=== Prompt ===
Below are some entries. Copy each line that holds the string "text".
>> begin Exercise data
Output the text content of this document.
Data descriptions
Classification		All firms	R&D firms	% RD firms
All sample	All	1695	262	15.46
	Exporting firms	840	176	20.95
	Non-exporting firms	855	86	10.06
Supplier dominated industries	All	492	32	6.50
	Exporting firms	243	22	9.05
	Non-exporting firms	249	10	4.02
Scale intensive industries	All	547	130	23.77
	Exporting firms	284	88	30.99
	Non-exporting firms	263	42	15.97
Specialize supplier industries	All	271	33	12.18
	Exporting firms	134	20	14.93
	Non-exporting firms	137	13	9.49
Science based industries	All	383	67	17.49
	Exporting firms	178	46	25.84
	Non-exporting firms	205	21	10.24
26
>> end Exercise data
>> begin Exercise data
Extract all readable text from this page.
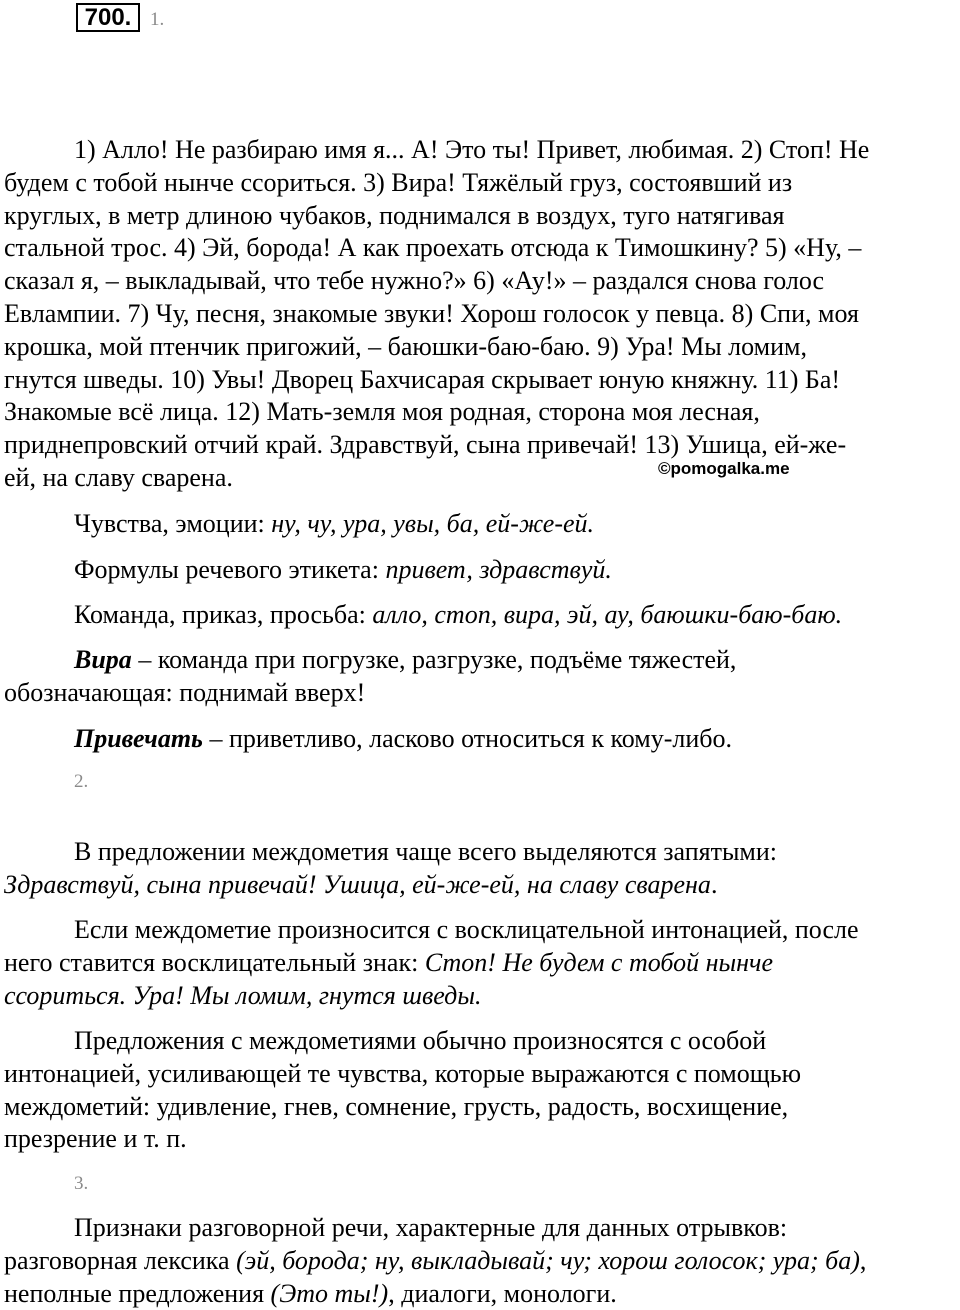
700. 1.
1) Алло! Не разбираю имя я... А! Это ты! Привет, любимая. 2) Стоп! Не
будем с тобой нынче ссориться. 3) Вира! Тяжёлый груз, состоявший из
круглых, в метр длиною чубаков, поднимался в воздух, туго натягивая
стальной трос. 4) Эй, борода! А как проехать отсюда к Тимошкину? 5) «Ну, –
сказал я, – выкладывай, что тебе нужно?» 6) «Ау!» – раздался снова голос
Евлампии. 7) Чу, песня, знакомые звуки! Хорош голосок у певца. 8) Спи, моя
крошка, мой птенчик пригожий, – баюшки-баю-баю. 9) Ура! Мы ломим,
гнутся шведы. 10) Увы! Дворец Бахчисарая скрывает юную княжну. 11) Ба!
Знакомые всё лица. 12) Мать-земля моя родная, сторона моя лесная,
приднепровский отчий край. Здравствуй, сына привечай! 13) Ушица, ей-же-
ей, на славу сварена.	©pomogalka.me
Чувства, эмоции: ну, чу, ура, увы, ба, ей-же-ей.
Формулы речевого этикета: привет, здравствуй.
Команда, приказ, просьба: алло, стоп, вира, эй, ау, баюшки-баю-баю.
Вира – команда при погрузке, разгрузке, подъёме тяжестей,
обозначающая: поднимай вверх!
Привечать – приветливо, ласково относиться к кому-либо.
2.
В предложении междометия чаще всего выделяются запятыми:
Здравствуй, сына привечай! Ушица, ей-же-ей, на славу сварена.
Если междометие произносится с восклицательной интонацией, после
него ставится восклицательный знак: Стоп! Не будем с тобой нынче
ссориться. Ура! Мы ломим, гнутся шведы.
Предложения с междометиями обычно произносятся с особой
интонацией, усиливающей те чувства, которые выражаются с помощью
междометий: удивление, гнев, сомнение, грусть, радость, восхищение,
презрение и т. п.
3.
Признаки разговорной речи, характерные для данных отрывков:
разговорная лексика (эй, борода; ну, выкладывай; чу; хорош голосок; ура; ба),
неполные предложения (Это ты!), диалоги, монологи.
>> end Exercise data
=== Solution to this problem ===
Output the text content of this document.
Extract all readable text from this page.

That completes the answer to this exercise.